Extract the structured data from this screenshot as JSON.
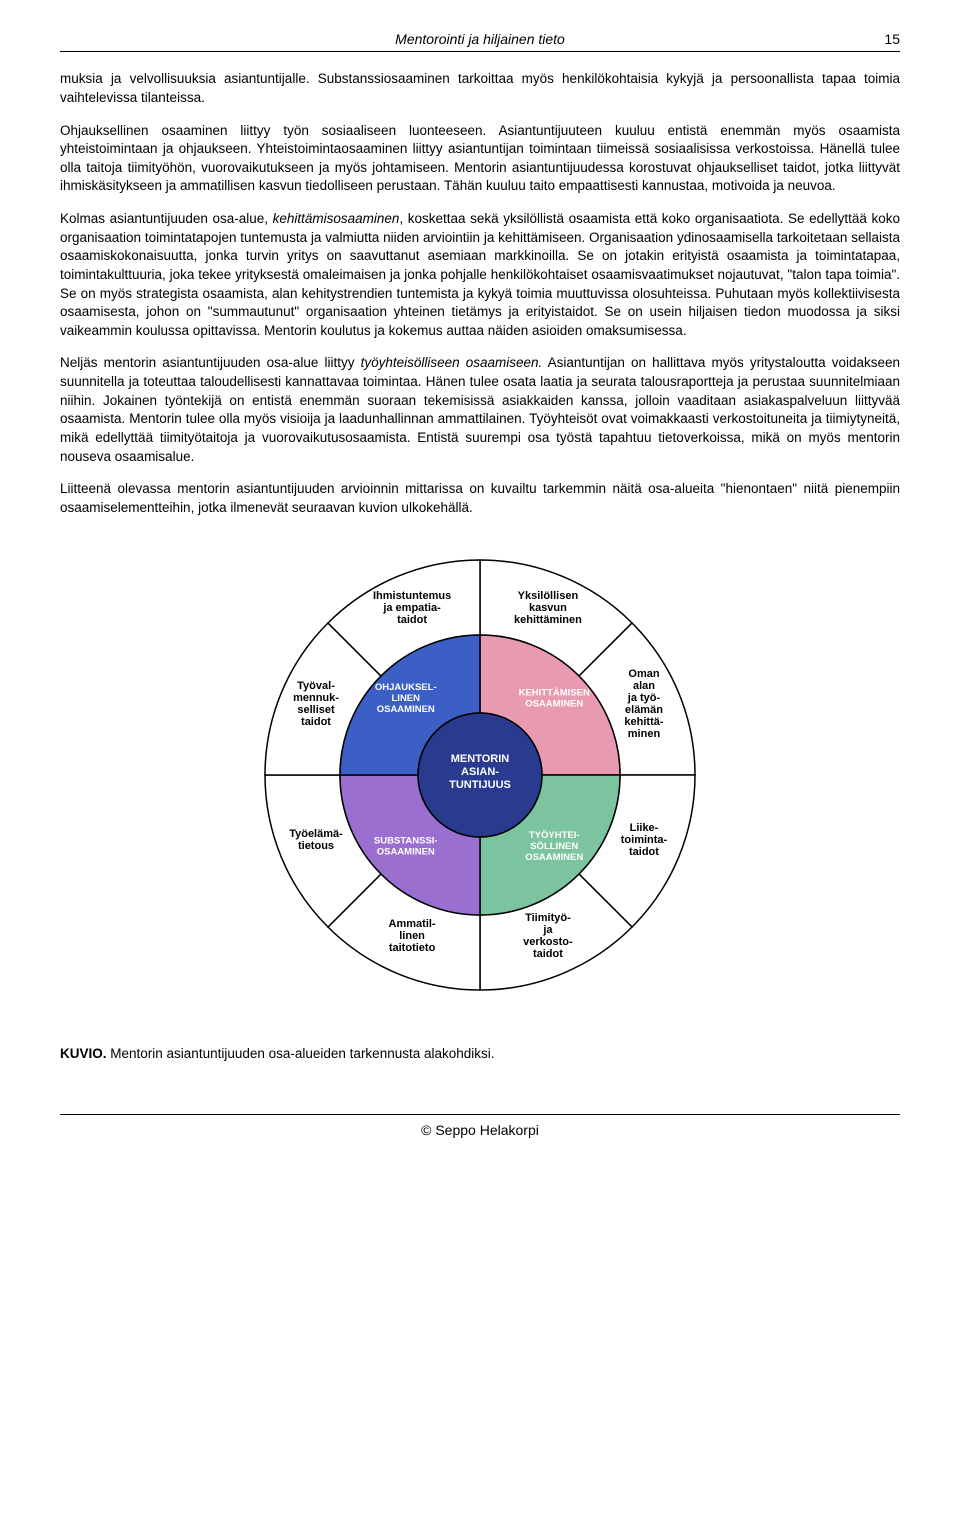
{
  "header": {
    "title": "Mentorointi ja hiljainen tieto",
    "page_number": "15"
  },
  "paragraphs": {
    "p1": "muksia ja velvollisuuksia asiantuntijalle. Substanssiosaaminen tarkoittaa myös henkilökohtaisia kykyjä ja persoonallista tapaa toimia vaihtelevissa tilanteissa.",
    "p2": "Ohjauksellinen osaaminen liittyy työn sosiaaliseen luonteeseen. Asiantuntijuuteen kuuluu entistä enemmän myös osaamista yhteistoimintaan ja ohjaukseen. Yhteistoimintaosaaminen liittyy asiantuntijan toimintaan tiimeissä sosiaalisissa verkostoissa. Hänellä tulee olla taitoja tiimityöhön, vuorovaikutukseen ja myös johtamiseen. Mentorin asiantuntijuudessa korostuvat ohjaukselliset taidot, jotka liittyvät ihmiskäsitykseen ja ammatillisen kasvun tiedolliseen perustaan. Tähän kuuluu taito empaattisesti kannustaa, motivoida ja neuvoa.",
    "p3a": "Kolmas asiantuntijuuden osa-alue, ",
    "p3i": "kehittämisosaaminen",
    "p3b": ", koskettaa sekä yksilöllistä osaamista että koko organisaatiota. Se edellyttää koko organisaation toimintatapojen tuntemusta ja valmiutta niiden arviointiin ja kehittämiseen. Organisaation ydinosaamisella tarkoitetaan sellaista osaamiskokonaisuutta, jonka turvin yritys on saavuttanut asemiaan markkinoilla. Se on jotakin erityistä osaamista ja toimintatapaa, toimintakulttuuria, joka tekee yrityksestä omaleimaisen ja jonka pohjalle henkilökohtaiset osaamisvaatimukset nojautuvat, \"talon tapa toimia\". Se on myös strategista osaamista, alan kehitystrendien tuntemista ja kykyä toimia muuttuvissa olosuhteissa. Puhutaan myös kollektiivisesta osaamisesta, johon on \"summautunut\" organisaation yhteinen tietämys ja erityistaidot. Se on usein hiljaisen tiedon muodossa ja siksi vaikeammin koulussa opittavissa. Mentorin koulutus ja kokemus auttaa näiden asioiden omaksumisessa.",
    "p4a": "Neljäs mentorin asiantuntijuuden osa-alue liittyy ",
    "p4i": "työyhteisölliseen osaamiseen.",
    "p4b": " Asiantuntijan on hallittava myös yritystaloutta voidakseen suunnitella ja toteuttaa taloudellisesti kannattavaa toimintaa. Hänen tulee osata laatia ja seurata talousraportteja ja perustaa suunnitelmiaan niihin. Jokainen työntekijä on entistä enemmän suoraan tekemisissä asiakkaiden kanssa, jolloin vaaditaan asiakaspalveluun liittyvää osaamista. Mentorin tulee olla myös visioija ja laadunhallinnan ammattilainen. Työyhteisöt ovat voimakkaasti verkostoituneita ja tiimiytyneitä, mikä edellyttää tiimityötaitoja ja vuorovaikutusosaamista. Entistä suurempi osa työstä tapahtuu tietoverkoissa, mikä on myös mentorin nouseva osaamisalue.",
    "p5": "Liitteenä olevassa mentorin asiantuntijuuden arvioinnin mittarissa on kuvailtu tarkemmin näitä osa-alueita \"hienontaen\" niitä pienempiin osaamiselementteihin, jotka ilmenevät seuraavan kuvion ulkokehällä."
  },
  "diagram": {
    "center": {
      "line1": "MENTORIN",
      "line2": "ASIAN-",
      "line3": "TUNTIJUUS",
      "bg": "#2a3b8f",
      "text": "#ffffff"
    },
    "inner": [
      {
        "line1": "KEHITTÄMISEN",
        "line2": "OSAAMINEN",
        "bg": "#e89ab0"
      },
      {
        "line1": "TYÖYHTEI-",
        "line2": "SÖLLINEN",
        "line3": "OSAAMINEN",
        "bg": "#7cc49f"
      },
      {
        "line1": "SUBSTANSSI-",
        "line2": "OSAAMINEN",
        "bg": "#9b6fcf"
      },
      {
        "line1": "OHJAUKSEL-",
        "line2": "LINEN",
        "line3": "OSAAMINEN",
        "bg": "#3b5fc4"
      }
    ],
    "outer": [
      {
        "t": "Yksilöllisen\nkasvun\nkehittäminen"
      },
      {
        "t": "Oman\nalan\nja työ-\nelämän\nkehittä-\nminen"
      },
      {
        "t": "Liike-\ntoiminta-\ntaidot"
      },
      {
        "t": "Tiimityö-\nja\nverkosto-\ntaidot"
      },
      {
        "t": "Ammatil-\nlinen\ntaitotieto"
      },
      {
        "t": "Työelämä-\ntietous"
      },
      {
        "t": "Työval-\nmennuk-\nselliset\ntaidot"
      },
      {
        "t": "Ihmistuntemus\nja empatia-\ntaidot"
      }
    ],
    "colors": {
      "outer_bg": "#ffffff",
      "line": "#000000"
    }
  },
  "caption": {
    "bold": "KUVIO.",
    "rest": " Mentorin asiantuntijuuden osa-alueiden tarkennusta alakohdiksi."
  },
  "footer": "© Seppo Helakorpi"
}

________________________________________

Goal: Without including any pictures, please restate all the records exactly.

Answer:
Extract the structured data from this screenshot as JSON.
{
  "header": {
    "title": "Mentorointi ja hiljainen tieto",
    "page_number": "15"
  },
  "paragraphs": {
    "p1": "muksia ja velvollisuuksia asiantuntijalle. Substanssiosaaminen tarkoittaa myös henkilökohtaisia kykyjä ja persoonallista tapaa toimia vaihtelevissa tilanteissa.",
    "p2": "Ohjauksellinen osaaminen liittyy työn sosiaaliseen luonteeseen. Asiantuntijuuteen kuuluu entistä enemmän myös osaamista yhteistoimintaan ja ohjaukseen. Yhteistoimintaosaaminen liittyy asiantuntijan toimintaan tiimeissä sosiaalisissa verkostoissa. Hänellä tulee olla taitoja tiimityöhön, vuorovaikutukseen ja myös johtamiseen. Mentorin asiantuntijuudessa korostuvat ohjaukselliset taidot, jotka liittyvät ihmiskäsitykseen ja ammatillisen kasvun tiedolliseen perustaan. Tähän kuuluu taito empaattisesti kannustaa, motivoida ja neuvoa.",
    "p3a": "Kolmas asiantuntijuuden osa-alue, ",
    "p3i": "kehittämisosaaminen",
    "p3b": ", koskettaa sekä yksilöllistä osaamista että koko organisaatiota. Se edellyttää koko organisaation toimintatapojen tuntemusta ja valmiutta niiden arviointiin ja kehittämiseen. Organisaation ydinosaamisella tarkoitetaan sellaista osaamiskokonaisuutta, jonka turvin yritys on saavuttanut asemiaan markkinoilla. Se on jotakin erityistä osaamista ja toimintatapaa, toimintakulttuuria, joka tekee yrityksestä omaleimaisen ja jonka pohjalle henkilökohtaiset osaamisvaatimukset nojautuvat, \"talon tapa toimia\". Se on myös strategista osaamista, alan kehitystrendien tuntemista ja kykyä toimia muuttuvissa olosuhteissa. Puhutaan myös kollektiivisesta osaamisesta, johon on \"summautunut\" organisaation yhteinen tietämys ja erityistaidot. Se on usein hiljaisen tiedon muodossa ja siksi vaikeammin koulussa opittavissa. Mentorin koulutus ja kokemus auttaa näiden asioiden omaksumisessa.",
    "p4a": "Neljäs mentorin asiantuntijuuden osa-alue liittyy ",
    "p4i": "työyhteisölliseen osaamiseen.",
    "p4b": " Asiantuntijan on hallittava myös yritystaloutta voidakseen suunnitella ja toteuttaa taloudellisesti kannattavaa toimintaa. Hänen tulee osata laatia ja seurata talousraportteja ja perustaa suunnitelmiaan niihin. Jokainen työntekijä on entistä enemmän suoraan tekemisissä asiakkaiden kanssa, jolloin vaaditaan asiakaspalveluun liittyvää osaamista. Mentorin tulee olla myös visioija ja laadunhallinnan ammattilainen. Työyhteisöt ovat voimakkaasti verkostoituneita ja tiimiytyneitä, mikä edellyttää tiimityötaitoja ja vuorovaikutusosaamista. Entistä suurempi osa työstä tapahtuu tietoverkoissa, mikä on myös mentorin nouseva osaamisalue.",
    "p5": "Liitteenä olevassa mentorin asiantuntijuuden arvioinnin mittarissa on kuvailtu tarkemmin näitä osa-alueita \"hienontaen\" niitä pienempiin osaamiselementteihin, jotka ilmenevät seuraavan kuvion ulkokehällä."
  },
  "diagram": {
    "center": {
      "line1": "MENTORIN",
      "line2": "ASIAN-",
      "line3": "TUNTIJUUS",
      "bg": "#2a3b8f",
      "text": "#ffffff"
    },
    "inner": [
      {
        "line1": "KEHITTÄMISEN",
        "line2": "OSAAMINEN",
        "bg": "#e89ab0"
      },
      {
        "line1": "TYÖYHTEI-",
        "line2": "SÖLLINEN",
        "line3": "OSAAMINEN",
        "bg": "#7cc49f"
      },
      {
        "line1": "SUBSTANSSI-",
        "line2": "OSAAMINEN",
        "bg": "#9b6fcf"
      },
      {
        "line1": "OHJAUKSEL-",
        "line2": "LINEN",
        "line3": "OSAAMINEN",
        "bg": "#3b5fc4"
      }
    ],
    "outer": [
      {
        "t": "Yksilöllisen\nkasvun\nkehittäminen"
      },
      {
        "t": "Oman\nalan\nja työ-\nelämän\nkehittä-\nminen"
      },
      {
        "t": "Liike-\ntoiminta-\ntaidot"
      },
      {
        "t": "Tiimityö-\nja\nverkosto-\ntaidot"
      },
      {
        "t": "Ammatil-\nlinen\ntaitotieto"
      },
      {
        "t": "Työelämä-\ntietous"
      },
      {
        "t": "Työval-\nmennuk-\nselliset\ntaidot"
      },
      {
        "t": "Ihmistuntemus\nja empatia-\ntaidot"
      }
    ],
    "colors": {
      "outer_bg": "#ffffff",
      "line": "#000000"
    }
  },
  "caption": {
    "bold": "KUVIO.",
    "rest": " Mentorin asiantuntijuuden osa-alueiden tarkennusta alakohdiksi."
  },
  "footer": "© Seppo Helakorpi"
}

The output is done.